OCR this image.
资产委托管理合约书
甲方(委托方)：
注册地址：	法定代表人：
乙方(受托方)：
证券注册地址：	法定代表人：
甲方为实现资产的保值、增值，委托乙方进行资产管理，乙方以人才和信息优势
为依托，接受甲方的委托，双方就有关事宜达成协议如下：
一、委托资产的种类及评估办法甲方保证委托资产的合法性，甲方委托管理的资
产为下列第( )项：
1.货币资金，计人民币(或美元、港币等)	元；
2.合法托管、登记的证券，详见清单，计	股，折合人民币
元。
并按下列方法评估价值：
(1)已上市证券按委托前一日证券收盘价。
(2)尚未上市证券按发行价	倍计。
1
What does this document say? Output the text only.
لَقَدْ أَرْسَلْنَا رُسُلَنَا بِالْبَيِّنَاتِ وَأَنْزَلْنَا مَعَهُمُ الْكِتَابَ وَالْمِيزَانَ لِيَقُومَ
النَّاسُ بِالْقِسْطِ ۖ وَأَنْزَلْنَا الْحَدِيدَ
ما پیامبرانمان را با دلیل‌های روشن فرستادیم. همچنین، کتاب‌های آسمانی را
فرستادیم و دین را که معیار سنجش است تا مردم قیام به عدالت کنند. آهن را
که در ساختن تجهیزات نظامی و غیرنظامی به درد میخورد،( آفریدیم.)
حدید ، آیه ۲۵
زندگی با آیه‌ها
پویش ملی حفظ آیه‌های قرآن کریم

(What is expected) Write an exact transcription of every entry above.

(Final result)
OCR this image.
资产委托管理合约书
甲方(委托方)：
注册地址：	法定代表人：
乙方(受托方)：
证券注册地址：	法定代表人：
甲方为实现资产的保值、增值，委托乙方进行资产管理，乙方以人才和信息优势
为依托，接受甲方的委托，双方就有关事宜达成协议如下：
一、委托资产的种类及评估办法甲方保证委托资产的合法性，甲方委托管理的资
产为下列第( )项：
1.货币资金，计人民币(或美元、港币等)	元；
2.合法托管、登记的证券，详见清单，计	股，折合人民币
元。
并按下列方法评估价值：
(1)已上市证券按委托前一日证券收盘价。
(2)尚未上市证券按发行价	倍计。
1
What does this document say? Output the text only.
لَقَدْ أَرْسَلْنَا رُسُلَنَا بِالْبَيِّنَاتِ وَأَنْزَلْنَا مَعَهُمُ الْكِتَابَ وَالْمِيزَانَ لِيَقُومَ
النَّاسُ بِالْقِسْطِ ۖ وَأَنْزَلْنَا الْحَدِيدَ
ما پیامبرانمان را با دلیل‌های روشن فرستادیم. همچنین، کتاب‌های آسمانی را
فرستادیم و دین را که معیار سنجش است تا مردم قیام به عدالت کنند. آهن را
که در ساختن تجهیزات نظامی و غیرنظامی به درد میخورد،( آفریدیم.)
حدید ، آیه ۲۵
زندگی با آیه‌ها
پویش ملی حفظ آیه‌های قرآن کریم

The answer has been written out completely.